## Extracted text:
- Opening Delimiter -

7 Cheap Land Colorado: Off-Gridders at America’s Edge by Ted Conover (Knopf) – In his latest fantastic work of deep reporting, Ted Conover goes to the ‘off-the-grid’ wildlands of Colorado, buys one of the cheap plots of land out there occupied by a variety of paranoid misfits, drug addicts, gun nuts, fugitives from the rat race, and others, living as far from the electric grids and the Internet as they can manage, trying to grow their own food, intersecting with the “prepper” community enough to stockpile food and medical supplies against what they view as the inevitable societal moment when the you-know-what hits the fan. Conover is a tough observer but an endlessly interesting one, the kind of nonfiction writer who can make any subject interesting – and this subject dovetails alarmingly with the millenarian mindset that fills so much of the 21st century.

- Closing Delimiter -

## Information supplied:
- Opening Delimiter -

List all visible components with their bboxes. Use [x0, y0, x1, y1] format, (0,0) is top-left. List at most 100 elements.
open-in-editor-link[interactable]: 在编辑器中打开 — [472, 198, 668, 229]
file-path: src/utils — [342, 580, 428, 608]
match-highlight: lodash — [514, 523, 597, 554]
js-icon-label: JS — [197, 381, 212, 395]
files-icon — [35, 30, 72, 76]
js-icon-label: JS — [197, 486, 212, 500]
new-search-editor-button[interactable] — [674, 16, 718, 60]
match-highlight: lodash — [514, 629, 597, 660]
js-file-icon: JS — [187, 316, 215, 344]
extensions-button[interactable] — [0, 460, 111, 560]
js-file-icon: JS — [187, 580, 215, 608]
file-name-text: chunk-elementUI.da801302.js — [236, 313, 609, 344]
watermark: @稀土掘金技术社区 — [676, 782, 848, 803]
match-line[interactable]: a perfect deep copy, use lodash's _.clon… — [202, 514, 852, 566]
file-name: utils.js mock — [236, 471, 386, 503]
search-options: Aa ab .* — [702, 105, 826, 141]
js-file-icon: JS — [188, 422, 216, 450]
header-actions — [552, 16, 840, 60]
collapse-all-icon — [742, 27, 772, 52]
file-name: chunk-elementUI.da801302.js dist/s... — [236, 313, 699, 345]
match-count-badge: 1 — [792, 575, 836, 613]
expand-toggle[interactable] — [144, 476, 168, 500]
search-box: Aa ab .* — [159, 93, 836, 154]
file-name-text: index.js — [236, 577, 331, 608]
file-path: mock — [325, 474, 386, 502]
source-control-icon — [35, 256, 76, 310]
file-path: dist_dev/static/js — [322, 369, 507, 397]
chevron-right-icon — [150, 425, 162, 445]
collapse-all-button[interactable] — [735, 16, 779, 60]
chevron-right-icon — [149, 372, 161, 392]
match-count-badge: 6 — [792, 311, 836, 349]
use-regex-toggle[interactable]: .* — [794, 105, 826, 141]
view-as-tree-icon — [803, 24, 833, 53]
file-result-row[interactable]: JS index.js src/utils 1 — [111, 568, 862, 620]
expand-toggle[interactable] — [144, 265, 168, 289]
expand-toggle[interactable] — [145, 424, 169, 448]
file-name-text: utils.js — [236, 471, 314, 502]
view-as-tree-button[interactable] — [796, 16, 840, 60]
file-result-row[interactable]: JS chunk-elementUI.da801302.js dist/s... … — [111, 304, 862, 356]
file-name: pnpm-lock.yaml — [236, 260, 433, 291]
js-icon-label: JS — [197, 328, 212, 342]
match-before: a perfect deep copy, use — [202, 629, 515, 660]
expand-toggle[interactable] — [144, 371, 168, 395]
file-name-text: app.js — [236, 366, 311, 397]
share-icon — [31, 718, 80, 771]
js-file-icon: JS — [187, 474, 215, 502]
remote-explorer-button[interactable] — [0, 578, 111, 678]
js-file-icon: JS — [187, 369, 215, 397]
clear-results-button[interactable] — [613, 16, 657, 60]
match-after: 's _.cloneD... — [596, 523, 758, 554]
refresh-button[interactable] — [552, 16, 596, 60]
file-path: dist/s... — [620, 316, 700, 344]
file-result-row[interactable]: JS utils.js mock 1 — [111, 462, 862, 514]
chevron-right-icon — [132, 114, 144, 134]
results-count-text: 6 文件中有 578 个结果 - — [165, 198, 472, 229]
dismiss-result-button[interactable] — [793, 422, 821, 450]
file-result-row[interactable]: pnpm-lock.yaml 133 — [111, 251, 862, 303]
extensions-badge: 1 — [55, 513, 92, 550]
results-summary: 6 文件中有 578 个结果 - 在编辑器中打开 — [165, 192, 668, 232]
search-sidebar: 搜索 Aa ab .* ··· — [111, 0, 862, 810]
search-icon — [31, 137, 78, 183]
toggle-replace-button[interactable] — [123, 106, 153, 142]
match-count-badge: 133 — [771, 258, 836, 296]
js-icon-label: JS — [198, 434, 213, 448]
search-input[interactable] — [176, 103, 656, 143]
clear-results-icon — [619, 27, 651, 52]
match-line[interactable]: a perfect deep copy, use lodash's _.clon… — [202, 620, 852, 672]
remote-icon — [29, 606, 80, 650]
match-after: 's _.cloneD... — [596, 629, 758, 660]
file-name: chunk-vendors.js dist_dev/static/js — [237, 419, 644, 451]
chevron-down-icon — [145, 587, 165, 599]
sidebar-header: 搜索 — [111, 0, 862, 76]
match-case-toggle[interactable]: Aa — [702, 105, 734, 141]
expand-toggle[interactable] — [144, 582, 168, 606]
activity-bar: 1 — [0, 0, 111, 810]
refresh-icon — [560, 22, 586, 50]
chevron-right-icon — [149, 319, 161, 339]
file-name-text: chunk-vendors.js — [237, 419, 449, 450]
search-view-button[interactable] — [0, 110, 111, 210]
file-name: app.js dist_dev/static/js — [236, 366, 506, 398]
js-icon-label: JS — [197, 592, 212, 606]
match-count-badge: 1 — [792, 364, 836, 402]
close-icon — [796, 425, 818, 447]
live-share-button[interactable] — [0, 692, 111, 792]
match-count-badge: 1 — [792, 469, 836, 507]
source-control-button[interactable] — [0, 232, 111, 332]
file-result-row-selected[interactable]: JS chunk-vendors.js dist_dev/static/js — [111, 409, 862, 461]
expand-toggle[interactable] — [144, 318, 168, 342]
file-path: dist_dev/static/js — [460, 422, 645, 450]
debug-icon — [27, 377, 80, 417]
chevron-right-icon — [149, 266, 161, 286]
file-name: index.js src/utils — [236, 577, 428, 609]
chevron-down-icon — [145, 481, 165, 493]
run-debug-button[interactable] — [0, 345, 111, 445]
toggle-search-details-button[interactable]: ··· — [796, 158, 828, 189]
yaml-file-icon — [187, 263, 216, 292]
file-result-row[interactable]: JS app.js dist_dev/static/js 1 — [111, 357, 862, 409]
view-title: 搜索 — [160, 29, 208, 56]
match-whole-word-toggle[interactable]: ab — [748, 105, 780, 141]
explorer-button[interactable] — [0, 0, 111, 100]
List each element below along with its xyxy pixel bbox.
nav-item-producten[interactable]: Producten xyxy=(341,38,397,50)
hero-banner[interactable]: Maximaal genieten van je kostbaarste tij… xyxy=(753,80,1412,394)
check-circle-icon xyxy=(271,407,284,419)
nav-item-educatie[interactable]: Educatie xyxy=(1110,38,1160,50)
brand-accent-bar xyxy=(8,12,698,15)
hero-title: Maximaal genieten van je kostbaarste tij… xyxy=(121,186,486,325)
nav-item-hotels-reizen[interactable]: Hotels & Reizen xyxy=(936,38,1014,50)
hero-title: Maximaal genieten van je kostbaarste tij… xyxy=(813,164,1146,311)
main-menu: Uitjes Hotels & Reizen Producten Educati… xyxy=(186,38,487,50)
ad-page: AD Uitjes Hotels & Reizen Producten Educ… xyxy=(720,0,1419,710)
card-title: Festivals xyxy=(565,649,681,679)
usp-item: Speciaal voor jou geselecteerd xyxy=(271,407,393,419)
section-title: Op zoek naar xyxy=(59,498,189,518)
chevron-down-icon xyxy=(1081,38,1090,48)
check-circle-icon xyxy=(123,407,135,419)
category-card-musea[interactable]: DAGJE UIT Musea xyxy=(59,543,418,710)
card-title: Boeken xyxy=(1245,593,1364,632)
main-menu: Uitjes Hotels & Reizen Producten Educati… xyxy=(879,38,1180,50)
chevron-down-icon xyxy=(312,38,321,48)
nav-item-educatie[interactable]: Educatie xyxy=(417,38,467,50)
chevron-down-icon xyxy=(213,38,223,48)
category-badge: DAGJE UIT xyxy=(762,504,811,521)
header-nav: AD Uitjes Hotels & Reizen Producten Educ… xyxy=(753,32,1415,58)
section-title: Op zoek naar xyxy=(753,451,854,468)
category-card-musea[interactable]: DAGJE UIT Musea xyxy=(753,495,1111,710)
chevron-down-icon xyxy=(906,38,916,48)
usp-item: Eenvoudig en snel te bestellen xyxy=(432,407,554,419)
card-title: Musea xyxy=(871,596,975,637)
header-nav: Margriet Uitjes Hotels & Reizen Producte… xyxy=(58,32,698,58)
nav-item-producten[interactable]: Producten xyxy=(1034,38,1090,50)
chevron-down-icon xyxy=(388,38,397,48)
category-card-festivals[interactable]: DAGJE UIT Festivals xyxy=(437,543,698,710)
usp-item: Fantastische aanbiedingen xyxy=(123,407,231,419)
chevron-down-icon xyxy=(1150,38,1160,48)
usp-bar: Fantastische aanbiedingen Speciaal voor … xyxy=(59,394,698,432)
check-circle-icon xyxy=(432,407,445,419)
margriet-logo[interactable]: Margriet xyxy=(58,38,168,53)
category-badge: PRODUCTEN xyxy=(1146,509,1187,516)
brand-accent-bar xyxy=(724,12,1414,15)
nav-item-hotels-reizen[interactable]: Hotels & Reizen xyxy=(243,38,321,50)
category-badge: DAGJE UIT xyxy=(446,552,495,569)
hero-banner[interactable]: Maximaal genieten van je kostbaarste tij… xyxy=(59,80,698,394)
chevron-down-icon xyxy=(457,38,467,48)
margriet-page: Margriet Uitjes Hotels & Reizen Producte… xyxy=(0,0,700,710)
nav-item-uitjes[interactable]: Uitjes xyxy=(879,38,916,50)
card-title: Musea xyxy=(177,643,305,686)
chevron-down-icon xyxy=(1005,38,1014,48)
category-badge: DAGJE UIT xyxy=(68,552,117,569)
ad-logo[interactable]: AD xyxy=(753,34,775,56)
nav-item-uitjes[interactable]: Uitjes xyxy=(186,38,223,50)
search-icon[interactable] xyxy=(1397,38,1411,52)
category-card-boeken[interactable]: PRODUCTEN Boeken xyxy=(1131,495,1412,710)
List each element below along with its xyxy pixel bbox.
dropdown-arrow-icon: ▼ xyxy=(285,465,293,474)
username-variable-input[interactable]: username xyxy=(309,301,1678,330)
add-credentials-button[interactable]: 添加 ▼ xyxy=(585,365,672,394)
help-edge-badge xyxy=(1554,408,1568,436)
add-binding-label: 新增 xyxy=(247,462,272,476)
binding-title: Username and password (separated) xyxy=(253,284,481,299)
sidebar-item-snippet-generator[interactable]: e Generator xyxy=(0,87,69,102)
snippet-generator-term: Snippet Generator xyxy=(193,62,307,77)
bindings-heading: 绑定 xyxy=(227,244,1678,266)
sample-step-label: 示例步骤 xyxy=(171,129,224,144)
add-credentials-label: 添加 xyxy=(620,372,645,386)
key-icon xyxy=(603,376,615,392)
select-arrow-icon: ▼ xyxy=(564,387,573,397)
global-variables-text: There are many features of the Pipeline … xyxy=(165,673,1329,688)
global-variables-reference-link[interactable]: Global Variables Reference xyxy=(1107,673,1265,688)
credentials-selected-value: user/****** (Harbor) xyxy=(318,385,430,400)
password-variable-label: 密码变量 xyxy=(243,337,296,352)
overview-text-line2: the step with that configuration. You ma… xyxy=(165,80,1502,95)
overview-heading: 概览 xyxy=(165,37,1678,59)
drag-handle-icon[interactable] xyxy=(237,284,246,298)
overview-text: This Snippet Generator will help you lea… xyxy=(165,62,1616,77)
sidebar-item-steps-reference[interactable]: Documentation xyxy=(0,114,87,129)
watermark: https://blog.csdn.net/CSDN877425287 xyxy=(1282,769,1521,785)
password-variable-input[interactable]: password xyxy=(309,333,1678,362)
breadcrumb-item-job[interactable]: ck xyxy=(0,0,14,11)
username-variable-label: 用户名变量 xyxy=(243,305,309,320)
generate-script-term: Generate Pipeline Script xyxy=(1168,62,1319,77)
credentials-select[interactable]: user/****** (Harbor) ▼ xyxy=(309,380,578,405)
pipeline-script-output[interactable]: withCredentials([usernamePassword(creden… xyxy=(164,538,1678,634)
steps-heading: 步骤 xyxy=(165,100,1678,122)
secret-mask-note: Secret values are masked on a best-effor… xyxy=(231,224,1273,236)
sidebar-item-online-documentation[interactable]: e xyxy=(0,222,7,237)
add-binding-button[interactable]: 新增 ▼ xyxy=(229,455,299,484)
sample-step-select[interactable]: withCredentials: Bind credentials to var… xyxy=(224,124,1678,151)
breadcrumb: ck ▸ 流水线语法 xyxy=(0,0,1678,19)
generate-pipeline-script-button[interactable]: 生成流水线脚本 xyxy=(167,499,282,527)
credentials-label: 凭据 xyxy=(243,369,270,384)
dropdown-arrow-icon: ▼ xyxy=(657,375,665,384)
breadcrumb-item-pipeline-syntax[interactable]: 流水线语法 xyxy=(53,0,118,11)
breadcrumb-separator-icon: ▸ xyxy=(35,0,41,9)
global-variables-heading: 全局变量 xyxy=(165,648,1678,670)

- Closing Delimiter -

## What to work on:
**1.** Duplicate the review of Cheap Land Colorado from "7 Cheap Land" up to and including "the 21st century.".
**2.** In the review of Cheap Land Colorado, which publisher is listed for the book?

## Answers for this exercise:
**1.**
7 Cheap Land Colorado: Off-Gridders at America’s Edge by Ted Conover (Knopf) – In his latest fantastic work of deep reporting, Ted Conover goes to the ‘off-the-grid’ wildlands of Colorado, buys one of the cheap plots of land out there occupied by a variety of paranoid misfits, drug addicts, gun nuts, fugitives from the rat race, and others, living as far from the electric grids and the Internet as they can manage, trying to grow their own food, intersecting with the “prepper” community enough to stockpile food and medical supplies against what they view as the inevitable societal moment when the you-know-what hits the fan. Conover is a tough observer but an endlessly interesting one, the kind of nonfiction writer who can make any subject interesting – and this subject dovetails alarmingly with the millenarian mindset that fills so much of the 21st century.

**2.** Knopf